(Dataset items)
=====

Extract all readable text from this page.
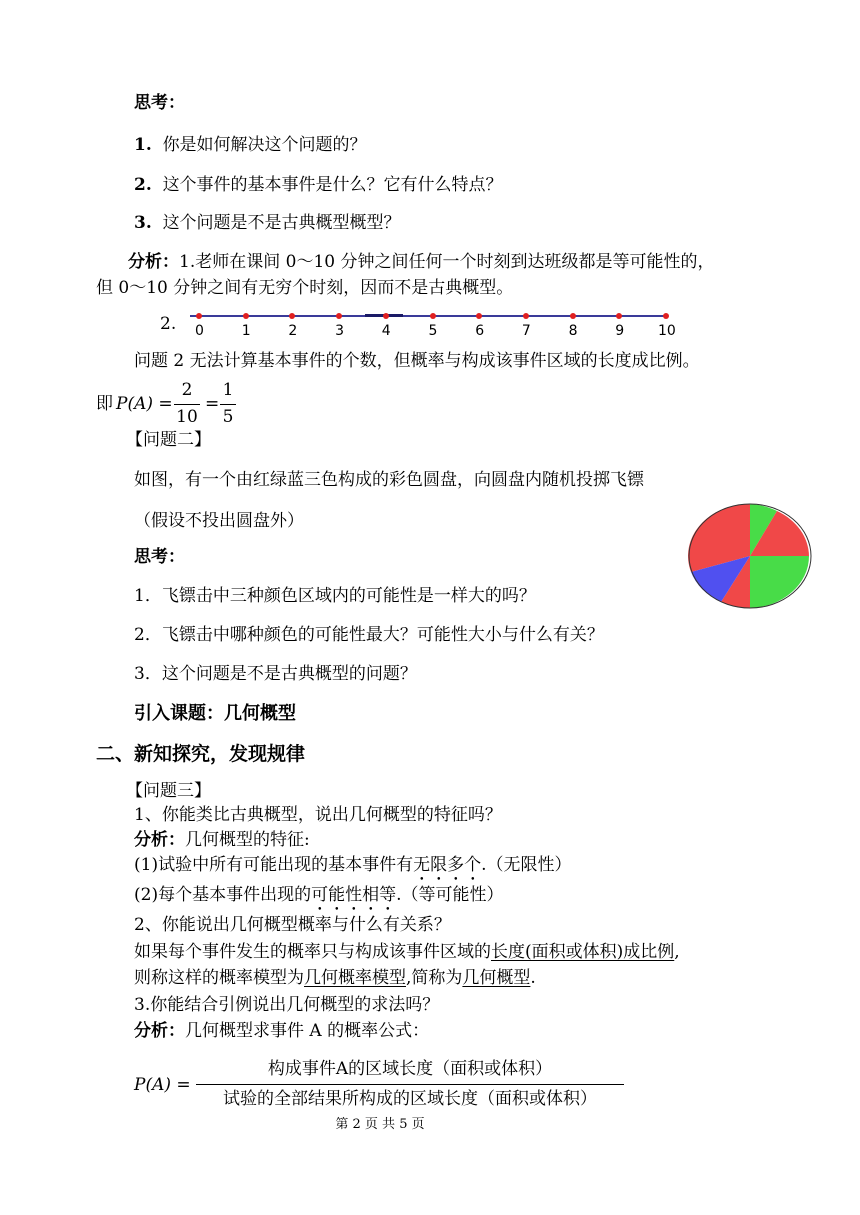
思考：
1. 你是如何解决这个问题的？
2. 这个事件的基本事件是什么？它有什么特点？
3. 这个问题是不是古典概型概型？
分析：1.老师在课间 0～10 分钟之间任何一个时刻到达班级都是等可能性的，
但 0～10 分钟之间有无穷个时刻，因而不是古典概型。
2. 0	1	2	3	4	5	6	7	8	9 10
问题 2 无法计算基本事件的个数，但概率与构成该事件区域的长度成比例。
即 P(A) =
2
10
=
1
5
【问题二】
如图，有一个由红绿蓝三色构成的彩色圆盘，向圆盘内随机投掷飞镖
（假设不投出圆盘外）
思考：
1．飞镖击中三种颜色区域内的可能性是一样大的吗？
2．飞镖击中哪种颜色的可能性最大？可能性大小与什么有关？
3．这个问题是不是古典概型的问题？
引入课题：几何概型
二、新知探究，发现规律
【问题三】
1、你能类比古典概型，说出几何概型的特征吗？
分析：几何概型的特征:
(1)试验中所有可能出现的基本事件有无限多个.（无限性）
(2)每个基本事件出现的可能性相等.（等可能性）
2、你能说出几何概型概率与什么有关系？
如果每个事件发生的概率只与构成该事件区域的长度(面积或体积)成比例,
则称这样的概率模型为几何概率模型,简称为几何概型.
3.你能结合引例说出几何概型的求法吗？
分析：几何概型求事件 A 的概率公式：
P(A) =
构成事件A的区域长度（面积或体积）
试验的全部结果所构成的区域长度（面积或体积）
第 2 页 共 5 页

=====

## SHORT TASK:
Only lines with the word "面积或体积" are wanted, so copy each one from the records.

## SOLUTION TO THIS PROBLEM:
如果每个事件发生的概率只与构成该事件区域的长度(面积或体积)成比例,
构成事件A的区域长度（面积或体积）
试验的全部结果所构成的区域长度（面积或体积）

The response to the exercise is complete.